» **REQUEST 1**
In the forum thread on maximum likelihood estimation, reproduce the text between "However, when we" and "not normally distributed.", inclusive.
» **REQUEST 2**
In the forum thread on maximum likelihood estimation, what does the moderator's reply say the distribution is assumed with respect to?

» **EXCERPTED PASSAGE**
***

# Maximum likelihood estimation and GLMs - can you help me refresh my rusty memory?

#### JohnDoe2014

##### New Member
Hi all,

I was wondering if you can help me refresh my rusty memory on maximum likelihood estimation.

I think I remember the basic concept from my university courses in a previous life. Banal example: we want to fit a normal distribution to the observations 3,4,5, then N(4,1) is the best fit because it maximises the likelihood that those observations came from that distribution.

However, when we apply ML estimation to a (generalised) linear model, we are assuming a specific distribution for what exactly: the observed independent variables, the parameters we are estimating, the errors, or what? I remember that in a linear model the OLS and the ML estimates of the parameters are the same, when normality is assumed. But I am confused because I could have cases where the observations are not normally distributed, yet a linear model (estimated with ML and assuming normality) can still be a good fit. Say I have a relationship like y = 2x ; this relationship can hold even if my x are concentrated around 2,4 and 6, and my y around (respectively) 4, 8 and 12, i.e. when my observations are not normally distributed.

#### CB

##### Super Moderator
The distribution is assumed with respect to the error terms.

Another way of saying this is that the distributions of the Ys conditional on the X values is normal.

The conditional distribution of the Ys may indeed be normal despite the marginal distribution not being normal. A group of us from the forum wrote a paper on regression assumptions in which we used a simple simulation showing a situation like this: http://pareonline.net/getvn.asp?v=18&n=11

#### JohnDoe2014

##### New Member
The distribution is assumed with respect to the error terms.

Another way of saying this is that the distributions of the Ys conditional on the X values is normal.

The conditional distribution of the Ys may indeed be normal despite the marginal distribution not being normal. A group of us from the forum wrote a paper on regression assumptions in which we used a simple simulation showing a situation like this: http://pareonline.net/getvn.asp?v=18&n=11
Thank you -the paper is extremely useful! It should be compulsory reading in all introductory statistics courses.

***

» **SUPPLIED ENTRIES**
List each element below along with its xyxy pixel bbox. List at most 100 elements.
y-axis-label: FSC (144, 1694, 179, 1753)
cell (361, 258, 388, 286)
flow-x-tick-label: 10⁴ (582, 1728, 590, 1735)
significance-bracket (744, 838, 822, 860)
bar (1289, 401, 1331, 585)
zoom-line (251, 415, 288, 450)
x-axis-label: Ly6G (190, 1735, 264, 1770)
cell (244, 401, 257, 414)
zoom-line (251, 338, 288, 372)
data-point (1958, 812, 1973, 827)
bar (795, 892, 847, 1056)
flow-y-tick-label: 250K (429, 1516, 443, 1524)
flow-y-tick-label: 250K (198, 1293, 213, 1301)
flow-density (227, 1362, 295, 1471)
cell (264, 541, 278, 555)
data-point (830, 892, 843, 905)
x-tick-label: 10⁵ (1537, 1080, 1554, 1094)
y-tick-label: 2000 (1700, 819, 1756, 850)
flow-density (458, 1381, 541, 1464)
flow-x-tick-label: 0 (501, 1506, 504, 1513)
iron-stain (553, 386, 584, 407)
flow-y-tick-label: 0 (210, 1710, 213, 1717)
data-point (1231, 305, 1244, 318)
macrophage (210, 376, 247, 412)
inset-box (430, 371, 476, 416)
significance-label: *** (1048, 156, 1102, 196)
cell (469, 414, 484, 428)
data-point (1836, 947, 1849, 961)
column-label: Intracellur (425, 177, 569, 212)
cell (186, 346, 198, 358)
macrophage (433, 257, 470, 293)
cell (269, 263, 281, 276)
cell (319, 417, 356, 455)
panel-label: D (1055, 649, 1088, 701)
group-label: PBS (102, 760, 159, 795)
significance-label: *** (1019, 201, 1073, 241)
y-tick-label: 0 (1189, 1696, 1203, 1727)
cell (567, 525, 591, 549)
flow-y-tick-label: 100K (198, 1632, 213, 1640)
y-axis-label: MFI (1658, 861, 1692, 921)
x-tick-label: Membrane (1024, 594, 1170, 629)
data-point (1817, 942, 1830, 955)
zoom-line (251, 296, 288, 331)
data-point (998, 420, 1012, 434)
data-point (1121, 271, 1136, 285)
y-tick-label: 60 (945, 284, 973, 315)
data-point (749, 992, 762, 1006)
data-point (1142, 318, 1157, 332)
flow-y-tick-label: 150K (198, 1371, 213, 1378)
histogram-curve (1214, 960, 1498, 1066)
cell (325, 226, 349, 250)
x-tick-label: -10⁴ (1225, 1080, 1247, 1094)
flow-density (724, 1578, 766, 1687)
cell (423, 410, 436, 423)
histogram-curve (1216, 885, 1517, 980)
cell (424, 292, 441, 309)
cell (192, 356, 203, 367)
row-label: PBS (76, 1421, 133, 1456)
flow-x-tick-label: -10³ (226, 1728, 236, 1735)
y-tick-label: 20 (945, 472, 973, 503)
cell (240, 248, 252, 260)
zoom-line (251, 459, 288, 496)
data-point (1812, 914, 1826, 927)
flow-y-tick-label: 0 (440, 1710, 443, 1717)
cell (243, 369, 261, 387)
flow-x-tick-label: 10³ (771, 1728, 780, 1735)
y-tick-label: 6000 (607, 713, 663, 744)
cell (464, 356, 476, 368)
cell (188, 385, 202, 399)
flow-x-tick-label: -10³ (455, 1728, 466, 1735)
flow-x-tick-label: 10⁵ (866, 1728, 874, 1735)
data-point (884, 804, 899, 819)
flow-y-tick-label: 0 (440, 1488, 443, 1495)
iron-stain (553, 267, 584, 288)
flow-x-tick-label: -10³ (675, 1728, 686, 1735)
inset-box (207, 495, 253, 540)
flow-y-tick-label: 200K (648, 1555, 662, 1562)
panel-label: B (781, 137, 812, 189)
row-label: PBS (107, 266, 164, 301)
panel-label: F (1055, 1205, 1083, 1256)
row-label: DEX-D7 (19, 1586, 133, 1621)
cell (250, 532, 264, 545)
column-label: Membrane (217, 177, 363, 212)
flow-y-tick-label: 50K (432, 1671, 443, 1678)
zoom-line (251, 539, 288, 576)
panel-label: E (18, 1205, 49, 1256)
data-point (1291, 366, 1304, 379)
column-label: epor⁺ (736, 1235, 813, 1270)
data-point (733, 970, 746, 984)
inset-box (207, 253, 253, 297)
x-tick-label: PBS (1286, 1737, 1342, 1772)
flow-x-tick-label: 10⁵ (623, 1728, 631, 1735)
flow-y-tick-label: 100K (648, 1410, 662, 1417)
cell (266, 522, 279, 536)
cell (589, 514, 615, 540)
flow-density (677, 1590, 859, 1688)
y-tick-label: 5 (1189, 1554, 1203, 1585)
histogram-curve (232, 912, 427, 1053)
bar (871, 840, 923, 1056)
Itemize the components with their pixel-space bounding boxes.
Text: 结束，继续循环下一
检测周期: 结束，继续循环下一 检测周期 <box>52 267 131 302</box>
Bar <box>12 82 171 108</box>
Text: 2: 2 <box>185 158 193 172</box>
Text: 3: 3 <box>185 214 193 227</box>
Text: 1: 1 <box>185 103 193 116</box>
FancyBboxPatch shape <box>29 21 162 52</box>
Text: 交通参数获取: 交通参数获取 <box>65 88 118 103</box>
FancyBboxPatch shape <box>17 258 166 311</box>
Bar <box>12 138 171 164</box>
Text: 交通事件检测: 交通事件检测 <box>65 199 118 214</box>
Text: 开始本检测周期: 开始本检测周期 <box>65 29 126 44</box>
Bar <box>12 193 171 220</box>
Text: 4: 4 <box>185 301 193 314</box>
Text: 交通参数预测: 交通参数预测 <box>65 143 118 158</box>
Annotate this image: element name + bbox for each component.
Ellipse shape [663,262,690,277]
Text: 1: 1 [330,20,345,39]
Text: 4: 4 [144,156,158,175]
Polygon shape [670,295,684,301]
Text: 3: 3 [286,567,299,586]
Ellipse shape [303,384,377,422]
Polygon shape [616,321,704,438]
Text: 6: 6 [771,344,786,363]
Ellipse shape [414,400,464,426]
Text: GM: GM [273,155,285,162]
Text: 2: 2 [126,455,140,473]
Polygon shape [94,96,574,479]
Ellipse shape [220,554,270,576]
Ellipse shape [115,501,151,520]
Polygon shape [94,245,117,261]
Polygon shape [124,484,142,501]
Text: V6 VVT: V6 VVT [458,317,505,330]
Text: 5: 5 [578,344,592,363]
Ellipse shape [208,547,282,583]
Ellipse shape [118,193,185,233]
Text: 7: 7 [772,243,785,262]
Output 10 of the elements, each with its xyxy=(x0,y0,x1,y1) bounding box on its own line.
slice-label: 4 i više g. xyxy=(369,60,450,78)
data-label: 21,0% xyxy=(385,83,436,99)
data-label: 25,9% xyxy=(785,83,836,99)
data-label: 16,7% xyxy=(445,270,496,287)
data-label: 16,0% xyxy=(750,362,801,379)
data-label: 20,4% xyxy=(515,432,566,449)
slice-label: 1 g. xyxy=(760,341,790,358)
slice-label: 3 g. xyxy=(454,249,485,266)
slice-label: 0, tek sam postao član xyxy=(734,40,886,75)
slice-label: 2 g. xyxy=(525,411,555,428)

***

» **FULL SOLUTION 1**
However, when we apply ML estimation to a (generalised) linear model, we are assuming a specific distribution for what exactly: the observed independent variables, the parameters we are estimating, the errors, or what? I remember that in a linear model the OLS and the ML estimates of the parameters are the same, when normality is assumed. But I am confused because I could have cases where the observations are not normally distributed, yet a linear model (estimated with ML and assuming normality) can still be a good fit. Say I have a relationship like y = 2x ; this relationship can hold even if my x are concentrated around 2,4 and 6, and my y around (respectively) 4, 8 and 12, i.e. when my observations are not normally distributed.

» **FULL SOLUTION 2**
The error terms.